What is needed:
Quote the records that follow in full and exactly; leave out the pictures.

Records for the task:
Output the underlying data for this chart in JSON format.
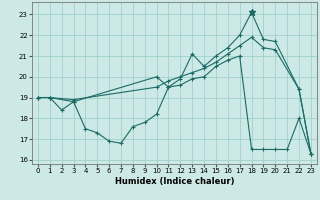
{
  "xlabel": "Humidex (Indice chaleur)",
  "xlim": [
    -0.5,
    23.5
  ],
  "ylim": [
    15.8,
    23.6
  ],
  "yticks": [
    16,
    17,
    18,
    19,
    20,
    21,
    22,
    23
  ],
  "xticks": [
    0,
    1,
    2,
    3,
    4,
    5,
    6,
    7,
    8,
    9,
    10,
    11,
    12,
    13,
    14,
    15,
    16,
    17,
    18,
    19,
    20,
    21,
    22,
    23
  ],
  "bg_color": "#cce9e5",
  "grid_color": "#99ccc8",
  "line_color": "#1a6b65",
  "line1_x": [
    0,
    1,
    2,
    3,
    4,
    5,
    6,
    7,
    8,
    9,
    10,
    11,
    12,
    13,
    14,
    15,
    16,
    17,
    18,
    19,
    20,
    21,
    22,
    23
  ],
  "line1_y": [
    19.0,
    19.0,
    18.4,
    18.8,
    17.5,
    17.3,
    16.9,
    16.8,
    17.6,
    17.8,
    18.2,
    19.5,
    19.6,
    19.9,
    20.0,
    20.5,
    20.8,
    21.0,
    16.5,
    16.5,
    16.5,
    16.5,
    18.0,
    16.3
  ],
  "line2_x": [
    0,
    1,
    3,
    10,
    11,
    12,
    13,
    14,
    15,
    16,
    17,
    18,
    19,
    20,
    22,
    23
  ],
  "line2_y": [
    19.0,
    19.0,
    18.9,
    19.5,
    19.8,
    20.0,
    20.2,
    20.4,
    20.7,
    21.1,
    21.5,
    21.9,
    21.4,
    21.3,
    19.4,
    16.3
  ],
  "line3_x": [
    0,
    1,
    3,
    10,
    11,
    12,
    13,
    14,
    15,
    16,
    17,
    18,
    19,
    20,
    22,
    23
  ],
  "line3_y": [
    19.0,
    19.0,
    18.8,
    20.0,
    19.5,
    19.9,
    21.1,
    20.5,
    21.0,
    21.4,
    22.0,
    23.1,
    21.8,
    21.7,
    19.4,
    16.3
  ],
  "star_x": 18,
  "star_y": 23.1
}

Task response:
Output the underlying data for this chart in JSON format.
{
  "xlabel": "Humidex (Indice chaleur)",
  "xlim": [
    -0.5,
    23.5
  ],
  "ylim": [
    15.8,
    23.6
  ],
  "yticks": [
    16,
    17,
    18,
    19,
    20,
    21,
    22,
    23
  ],
  "xticks": [
    0,
    1,
    2,
    3,
    4,
    5,
    6,
    7,
    8,
    9,
    10,
    11,
    12,
    13,
    14,
    15,
    16,
    17,
    18,
    19,
    20,
    21,
    22,
    23
  ],
  "bg_color": "#cce9e5",
  "grid_color": "#99ccc8",
  "line_color": "#1a6b65",
  "line1_x": [
    0,
    1,
    2,
    3,
    4,
    5,
    6,
    7,
    8,
    9,
    10,
    11,
    12,
    13,
    14,
    15,
    16,
    17,
    18,
    19,
    20,
    21,
    22,
    23
  ],
  "line1_y": [
    19.0,
    19.0,
    18.4,
    18.8,
    17.5,
    17.3,
    16.9,
    16.8,
    17.6,
    17.8,
    18.2,
    19.5,
    19.6,
    19.9,
    20.0,
    20.5,
    20.8,
    21.0,
    16.5,
    16.5,
    16.5,
    16.5,
    18.0,
    16.3
  ],
  "line2_x": [
    0,
    1,
    3,
    10,
    11,
    12,
    13,
    14,
    15,
    16,
    17,
    18,
    19,
    20,
    22,
    23
  ],
  "line2_y": [
    19.0,
    19.0,
    18.9,
    19.5,
    19.8,
    20.0,
    20.2,
    20.4,
    20.7,
    21.1,
    21.5,
    21.9,
    21.4,
    21.3,
    19.4,
    16.3
  ],
  "line3_x": [
    0,
    1,
    3,
    10,
    11,
    12,
    13,
    14,
    15,
    16,
    17,
    18,
    19,
    20,
    22,
    23
  ],
  "line3_y": [
    19.0,
    19.0,
    18.8,
    20.0,
    19.5,
    19.9,
    21.1,
    20.5,
    21.0,
    21.4,
    22.0,
    23.1,
    21.8,
    21.7,
    19.4,
    16.3
  ],
  "star_x": 18,
  "star_y": 23.1
}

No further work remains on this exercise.